## REQUIREMENT
Determine how many lines in the records below contain "least", then state that number alone.

## EXERCISE INPUTS

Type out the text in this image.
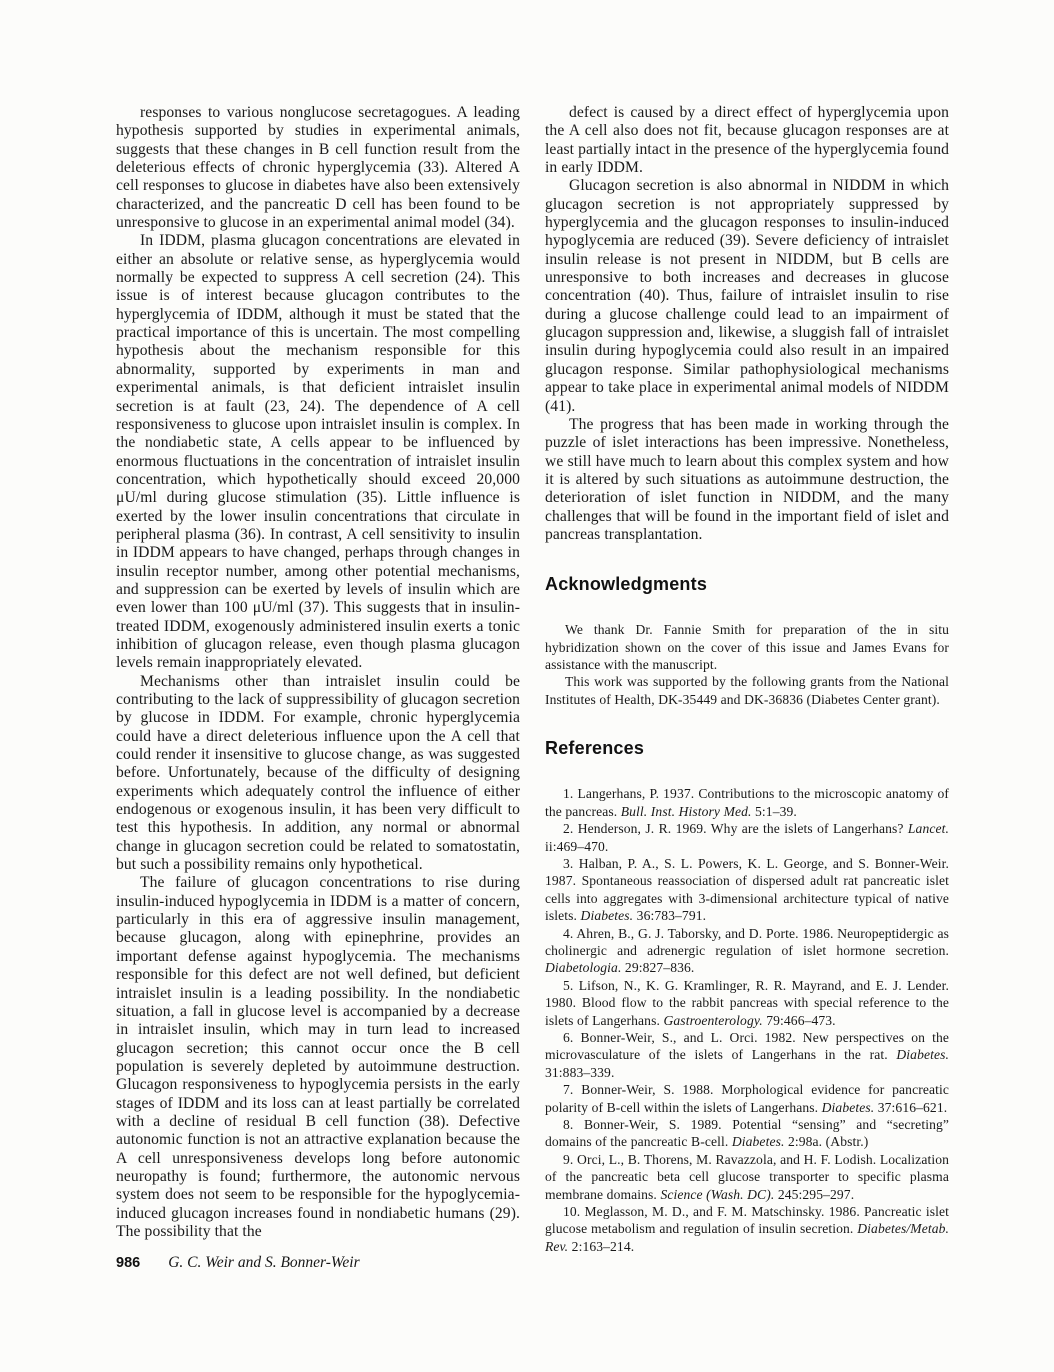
responses to various nonglucose secretagogues. A leading hypothesis supported by studies in experimental animals, suggests that these changes in B cell function result from the deleterious effects of chronic hyperglycemia (33). Altered A cell responses to glucose in diabetes have also been extensively characterized, and the pancreatic D cell has been found to be unresponsive to glucose in an experimental animal model (34).

In IDDM, plasma glucagon concentrations are elevated in either an absolute or relative sense, as hyperglycemia would normally be expected to suppress A cell secretion (24). This issue is of interest because glucagon contributes to the hyperglycemia of IDDM, although it must be stated that the practical importance of this is uncertain. The most compelling hypothesis about the mechanism responsible for this abnormality, supported by experiments in man and experimental animals, is that deficient intraislet insulin secretion is at fault (23, 24). The dependence of A cell responsiveness to glucose upon intraislet insulin is complex. In the nondiabetic state, A cells appear to be influenced by enormous fluctuations in the concentration of intraislet insulin concentration, which hypothetically should exceed 20,000 μU/ml during glucose stimulation (35). Little influence is exerted by the lower insulin concentrations that circulate in peripheral plasma (36). In contrast, A cell sensitivity to insulin in IDDM appears to have changed, perhaps through changes in insulin receptor number, among other potential mechanisms, and suppression can be exerted by levels of insulin which are even lower than 100 μU/ml (37). This suggests that in insulin-treated IDDM, exogenously administered insulin exerts a tonic inhibition of glucagon release, even though plasma glucagon levels remain inappropriately elevated.

Mechanisms other than intraislet insulin could be contributing to the lack of suppressibility of glucagon secretion by glucose in IDDM. For example, chronic hyperglycemia could have a direct deleterious influence upon the A cell that could render it insensitive to glucose change, as was suggested before. Unfortunately, because of the difficulty of designing experiments which adequately control the influence of either endogenous or exogenous insulin, it has been very difficult to test this hypothesis. In addition, any normal or abnormal change in glucagon secretion could be related to somatostatin, but such a possibility remains only hypothetical.

The failure of glucagon concentrations to rise during insulin-induced hypoglycemia in IDDM is a matter of concern, particularly in this era of aggressive insulin management, because glucagon, along with epinephrine, provides an important defense against hypoglycemia. The mechanisms responsible for this defect are not well defined, but deficient intraislet insulin is a leading possibility. In the nondiabetic situation, a fall in glucose level is accompanied by a decrease in intraislet insulin, which may in turn lead to increased glucagon secretion; this cannot occur once the B cell population is severely depleted by autoimmune destruction. Glucagon responsiveness to hypoglycemia persists in the early stages of IDDM and its loss can at least partially be correlated with a decline of residual B cell function (38). Defective autonomic function is not an attractive explanation because the A cell unresponsiveness develops long before autonomic neuropathy is found; furthermore, the autonomic nervous system does not seem to be responsible for the hypoglycemia-induced glucagon increases found in nondiabetic humans (29). The possibility that the

defect is caused by a direct effect of hyperglycemia upon the A cell also does not fit, because glucagon responses are at least partially intact in the presence of the hyperglycemia found in early IDDM.

Glucagon secretion is also abnormal in NIDDM in which glucagon secretion is not appropriately suppressed by hyperglycemia and the glucagon responses to insulin-induced hypoglycemia are reduced (39). Severe deficiency of intraislet insulin release is not present in NIDDM, but B cells are unresponsive to both increases and decreases in glucose concentration (40). Thus, failure of intraislet insulin to rise during a glucose challenge could lead to an impairment of glucagon suppression and, likewise, a sluggish fall of intraislet insulin during hypoglycemia could also result in an impaired glucagon response. Similar pathophysiological mechanisms appear to take place in experimental animal models of NIDDM (41).

The progress that has been made in working through the puzzle of islet interactions has been impressive. Nonetheless, we still have much to learn about this complex system and how it is altered by such situations as autoimmune destruction, the deterioration of islet function in NIDDM, and the many challenges that will be found in the important field of islet and pancreas transplantation.

Acknowledgments

We thank Dr. Fannie Smith for preparation of the in situ hybridization shown on the cover of this issue and James Evans for assistance with the manuscript.

This work was supported by the following grants from the National Institutes of Health, DK-35449 and DK-36836 (Diabetes Center grant).

References

1. Langerhans, P. 1937. Contributions to the microscopic anatomy of the pancreas. Bull. Inst. History Med. 5:1–39.

2. Henderson, J. R. 1969. Why are the islets of Langerhans? Lancet. ii:469–470.

3. Halban, P. A., S. L. Powers, K. L. George, and S. Bonner-Weir. 1987. Spontaneous reassociation of dispersed adult rat pancreatic islet cells into aggregates with 3-dimensional architecture typical of native islets. Diabetes. 36:783–791.

4. Ahren, B., G. J. Taborsky, and D. Porte. 1986. Neuropeptidergic as cholinergic and adrenergic regulation of islet hormone secretion. Diabetologia. 29:827–836.

5. Lifson, N., K. G. Kramlinger, R. R. Mayrand, and E. J. Lender. 1980. Blood flow to the rabbit pancreas with special reference to the islets of Langerhans. Gastroenterology. 79:466–473.

6. Bonner-Weir, S., and L. Orci. 1982. New perspectives on the microvasculature of the islets of Langerhans in the rat. Diabetes. 31:883–339.

7. Bonner-Weir, S. 1988. Morphological evidence for pancreatic polarity of B-cell within the islets of Langerhans. Diabetes. 37:616–621.

8. Bonner-Weir, S. 1989. Potential “sensing” and “secreting” domains of the pancreatic B-cell. Diabetes. 2:98a. (Abstr.)

9. Orci, L., B. Thorens, M. Ravazzola, and H. F. Lodish. Localization of the pancreatic beta cell glucose transporter to specific plasma membrane domains. Science (Wash. DC). 245:295–297.

10. Meglasson, M. D., and F. M. Matschinsky. 1986. Pancreatic islet glucose metabolism and regulation of insulin secretion. Diabetes/Metab. Rev. 2:163–214.

986 G. C. Weir and S. Bonner-Weir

## SOLUTION FOR THIS PROBLEM
2